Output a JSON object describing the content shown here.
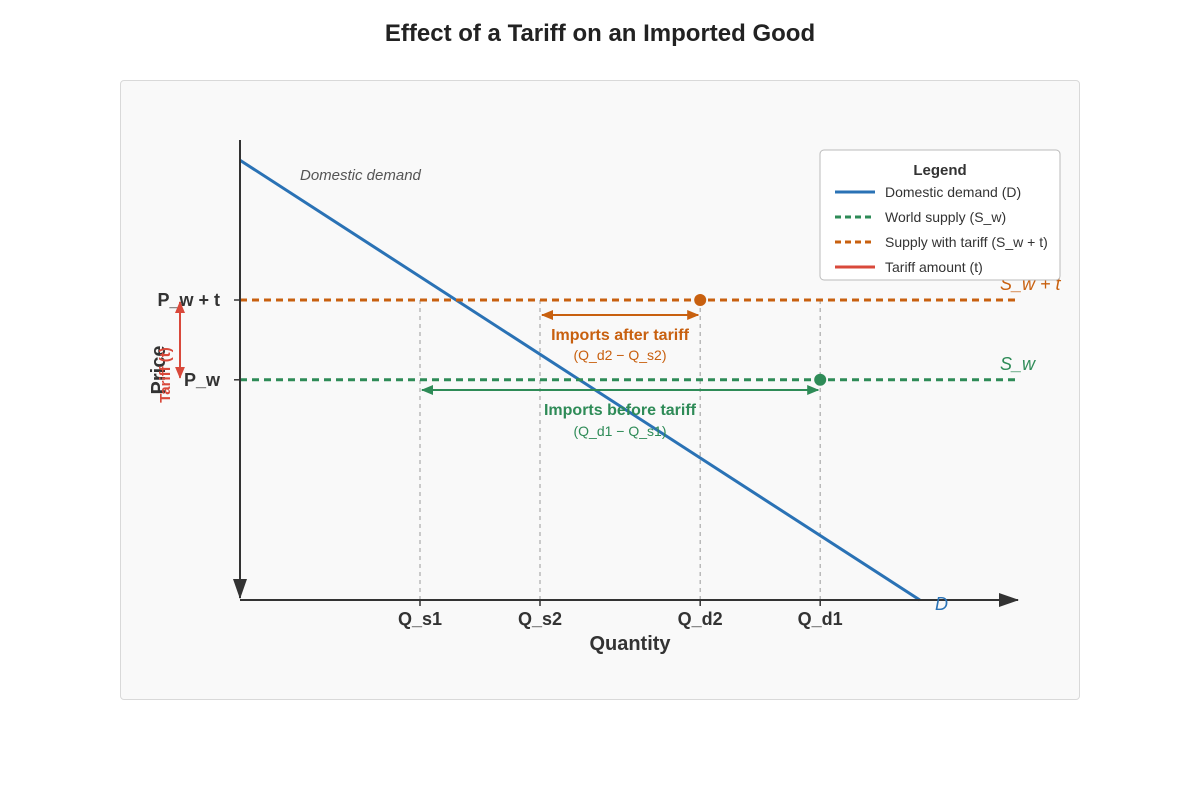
{
  "title": "Effect of a Tariff on an Imported Good",
  "chart_data": {
    "type": "line",
    "xlabel": "Quantity",
    "ylabel": "Price",
    "grid": false,
    "legend_placement": "top-right",
    "x_ticks": [
      {
        "label": "Q_s1",
        "x": 3
      },
      {
        "label": "Q_s2",
        "x": 5
      },
      {
        "label": "Q_d2",
        "x": 7.67
      },
      {
        "label": "Q_d1",
        "x": 9.67
      }
    ],
    "y_ticks": [
      {
        "label": "P_w + t",
        "y": 5
      },
      {
        "label": "P_w",
        "y": 3.67
      }
    ],
    "series": [
      {
        "name": "Domestic demand (D)",
        "label": "D",
        "annotation": "Domestic demand",
        "color": "#2a72b5",
        "style": "solid",
        "points": [
          [
            0,
            7.33
          ],
          [
            11.33,
            0
          ]
        ]
      },
      {
        "name": "World supply (S_w)",
        "label": "S_w",
        "color": "#2e8b57",
        "style": "dashed",
        "points": [
          [
            0,
            3.67
          ],
          [
            12.93,
            3.67
          ]
        ]
      },
      {
        "name": "Supply with tariff (S_w + t)",
        "label": "S_w + t",
        "color": "#c8600f",
        "style": "dashed",
        "points": [
          [
            0,
            5
          ],
          [
            12.93,
            5
          ]
        ]
      }
    ],
    "tariff": {
      "name": "Tariff amount (t)",
      "label": "Tariff (t)",
      "color": "#d9493b",
      "from": 5,
      "to": 3.67
    },
    "points": [
      {
        "x": 7.67,
        "y": 5,
        "color": "#c8600f"
      },
      {
        "x": 9.67,
        "y": 3.67,
        "color": "#2e8b57"
      }
    ],
    "imports": [
      {
        "label": "Imports after tariff",
        "sublabel": "(Q_d2 − Q_s2)",
        "from": 5,
        "to": 7.67,
        "y": 5,
        "color": "#c8600f"
      },
      {
        "label": "Imports before tariff",
        "sublabel": "(Q_d1 − Q_s1)",
        "from": 3,
        "to": 9.67,
        "y": 3.67,
        "color": "#2e8b57"
      }
    ],
    "legend": {
      "title": "Legend",
      "items": [
        {
          "label": "Domestic demand (D)",
          "color": "#2a72b5",
          "style": "solid"
        },
        {
          "label": "World supply (S_w)",
          "color": "#2e8b57",
          "style": "dashed"
        },
        {
          "label": "Supply with tariff (S_w + t)",
          "color": "#c8600f",
          "style": "dashed"
        },
        {
          "label": "Tariff amount (t)",
          "color": "#d9493b",
          "style": "solid"
        }
      ]
    }
  }
}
==========
- _Task goal_:
Output, exactly, all the records above; include no pictures.

- _Result_:
Output a JSON object describing the content shown here.
{
  "title": "Effect of a Tariff on an Imported Good",
  "chart_data": {
    "type": "line",
    "xlabel": "Quantity",
    "ylabel": "Price",
    "grid": false,
    "legend_placement": "top-right",
    "x_ticks": [
      {
        "label": "Q_s1",
        "x": 3
      },
      {
        "label": "Q_s2",
        "x": 5
      },
      {
        "label": "Q_d2",
        "x": 7.67
      },
      {
        "label": "Q_d1",
        "x": 9.67
      }
    ],
    "y_ticks": [
      {
        "label": "P_w + t",
        "y": 5
      },
      {
        "label": "P_w",
        "y": 3.67
      }
    ],
    "series": [
      {
        "name": "Domestic demand (D)",
        "label": "D",
        "annotation": "Domestic demand",
        "color": "#2a72b5",
        "style": "solid",
        "points": [
          [
            0,
            7.33
          ],
          [
            11.33,
            0
          ]
        ]
      },
      {
        "name": "World supply (S_w)",
        "label": "S_w",
        "color": "#2e8b57",
        "style": "dashed",
        "points": [
          [
            0,
            3.67
          ],
          [
            12.93,
            3.67
          ]
        ]
      },
      {
        "name": "Supply with tariff (S_w + t)",
        "label": "S_w + t",
        "color": "#c8600f",
        "style": "dashed",
        "points": [
          [
            0,
            5
          ],
          [
            12.93,
            5
          ]
        ]
      }
    ],
    "tariff": {
      "name": "Tariff amount (t)",
      "label": "Tariff (t)",
      "color": "#d9493b",
      "from": 5,
      "to": 3.67
    },
    "points": [
      {
        "x": 7.67,
        "y": 5,
        "color": "#c8600f"
      },
      {
        "x": 9.67,
        "y": 3.67,
        "color": "#2e8b57"
      }
    ],
    "imports": [
      {
        "label": "Imports after tariff",
        "sublabel": "(Q_d2 − Q_s2)",
        "from": 5,
        "to": 7.67,
        "y": 5,
        "color": "#c8600f"
      },
      {
        "label": "Imports before tariff",
        "sublabel": "(Q_d1 − Q_s1)",
        "from": 3,
        "to": 9.67,
        "y": 3.67,
        "color": "#2e8b57"
      }
    ],
    "legend": {
      "title": "Legend",
      "items": [
        {
          "label": "Domestic demand (D)",
          "color": "#2a72b5",
          "style": "solid"
        },
        {
          "label": "World supply (S_w)",
          "color": "#2e8b57",
          "style": "dashed"
        },
        {
          "label": "Supply with tariff (S_w + t)",
          "color": "#c8600f",
          "style": "dashed"
        },
        {
          "label": "Tariff amount (t)",
          "color": "#d9493b",
          "style": "solid"
        }
      ]
    }
  }
}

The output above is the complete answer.